* INFORMATION PROVIDED:
-- -- --
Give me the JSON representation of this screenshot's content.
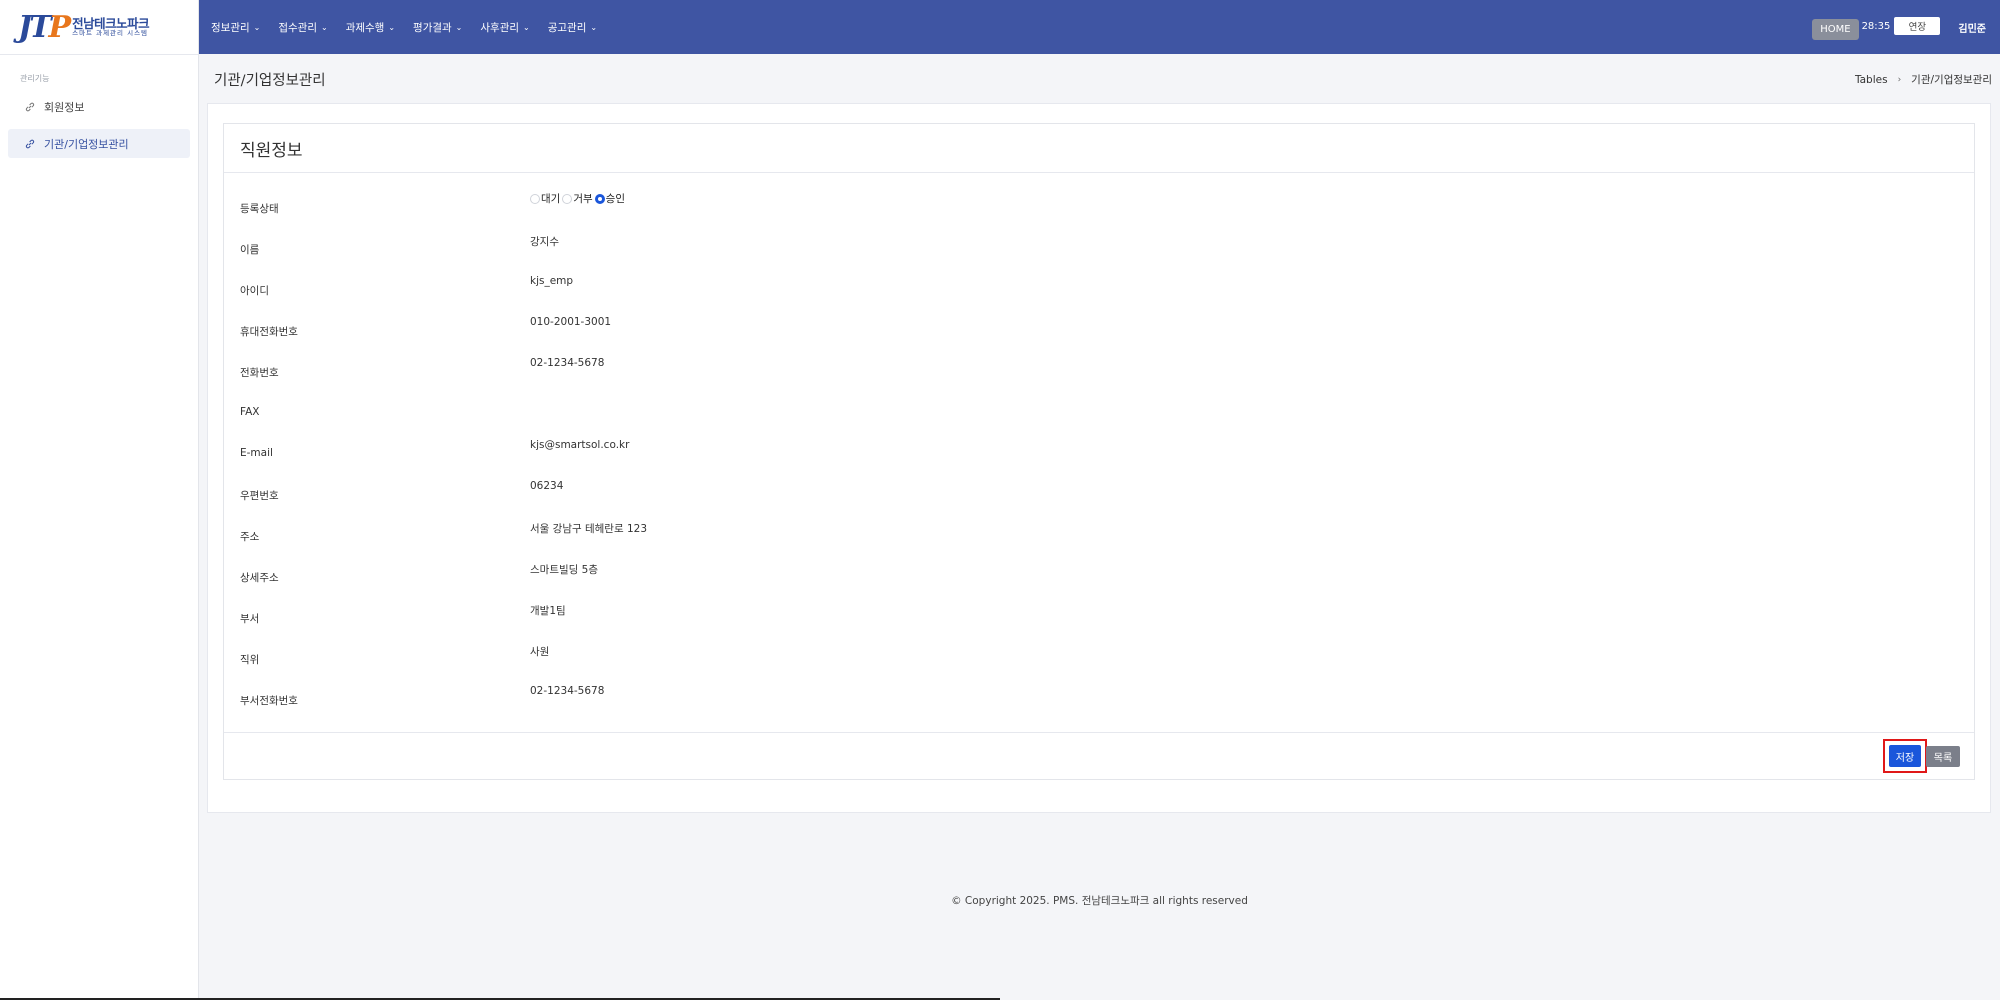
{
  "brand": {
    "mark": "JT",
    "mark_accent": "P",
    "title": "전남테크노파크",
    "subtitle": "스마트 과제관리 시스템"
  },
  "topnav": {
    "menus": [
      "정보관리",
      "접수관리",
      "과제수행",
      "평가결과",
      "사후관리",
      "공고관리"
    ],
    "home_label": "HOME",
    "timer": "28:35",
    "extend_label": "연장",
    "username": "김민준",
    "bg_color": "#3f55a3"
  },
  "sidebar": {
    "section_label": "관리기능",
    "items": [
      {
        "label": "회원정보",
        "icon": "link-icon",
        "active": false
      },
      {
        "label": "기관/기업정보관리",
        "icon": "link-icon",
        "active": true
      }
    ]
  },
  "page": {
    "title": "기관/기업정보관리",
    "breadcrumb": [
      "Tables",
      "기관/기업정보관리"
    ]
  },
  "card": {
    "title": "직원정보",
    "status": {
      "label": "등록상태",
      "options": [
        "대기",
        "거부",
        "승인"
      ],
      "selected": "승인"
    },
    "fields": [
      {
        "label": "이름",
        "value": "강지수"
      },
      {
        "label": "아이디",
        "value": "kjs_emp"
      },
      {
        "label": "휴대전화번호",
        "value": "010-2001-3001"
      },
      {
        "label": "전화번호",
        "value": "02-1234-5678"
      },
      {
        "label": "FAX",
        "value": ""
      },
      {
        "label": "E-mail",
        "value": "kjs@smartsol.co.kr"
      },
      {
        "label": "우편번호",
        "value": "06234"
      },
      {
        "label": "주소",
        "value": "서울 강남구 테헤란로 123"
      },
      {
        "label": "상세주소",
        "value": "스마트빌딩 5층"
      },
      {
        "label": "부서",
        "value": "개발1팀"
      },
      {
        "label": "직위",
        "value": "사원"
      },
      {
        "label": "부서전화번호",
        "value": "02-1234-5678"
      }
    ],
    "save_label": "저장",
    "list_label": "목록"
  },
  "footer": {
    "copyright": "© Copyright 2025. PMS. 전남테크노파크 all rights reserved"
  }
}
-- -- --
Output the material word for word, omitting its pictures.

* FULL OUTPUT:
Give me the JSON representation of this screenshot's content.
{
  "brand": {
    "mark": "JT",
    "mark_accent": "P",
    "title": "전남테크노파크",
    "subtitle": "스마트 과제관리 시스템"
  },
  "topnav": {
    "menus": [
      "정보관리",
      "접수관리",
      "과제수행",
      "평가결과",
      "사후관리",
      "공고관리"
    ],
    "home_label": "HOME",
    "timer": "28:35",
    "extend_label": "연장",
    "username": "김민준",
    "bg_color": "#3f55a3"
  },
  "sidebar": {
    "section_label": "관리기능",
    "items": [
      {
        "label": "회원정보",
        "icon": "link-icon",
        "active": false
      },
      {
        "label": "기관/기업정보관리",
        "icon": "link-icon",
        "active": true
      }
    ]
  },
  "page": {
    "title": "기관/기업정보관리",
    "breadcrumb": [
      "Tables",
      "기관/기업정보관리"
    ]
  },
  "card": {
    "title": "직원정보",
    "status": {
      "label": "등록상태",
      "options": [
        "대기",
        "거부",
        "승인"
      ],
      "selected": "승인"
    },
    "fields": [
      {
        "label": "이름",
        "value": "강지수"
      },
      {
        "label": "아이디",
        "value": "kjs_emp"
      },
      {
        "label": "휴대전화번호",
        "value": "010-2001-3001"
      },
      {
        "label": "전화번호",
        "value": "02-1234-5678"
      },
      {
        "label": "FAX",
        "value": ""
      },
      {
        "label": "E-mail",
        "value": "kjs@smartsol.co.kr"
      },
      {
        "label": "우편번호",
        "value": "06234"
      },
      {
        "label": "주소",
        "value": "서울 강남구 테헤란로 123"
      },
      {
        "label": "상세주소",
        "value": "스마트빌딩 5층"
      },
      {
        "label": "부서",
        "value": "개발1팀"
      },
      {
        "label": "직위",
        "value": "사원"
      },
      {
        "label": "부서전화번호",
        "value": "02-1234-5678"
      }
    ],
    "save_label": "저장",
    "list_label": "목록"
  },
  "footer": {
    "copyright": "© Copyright 2025. PMS. 전남테크노파크 all rights reserved"
  }
}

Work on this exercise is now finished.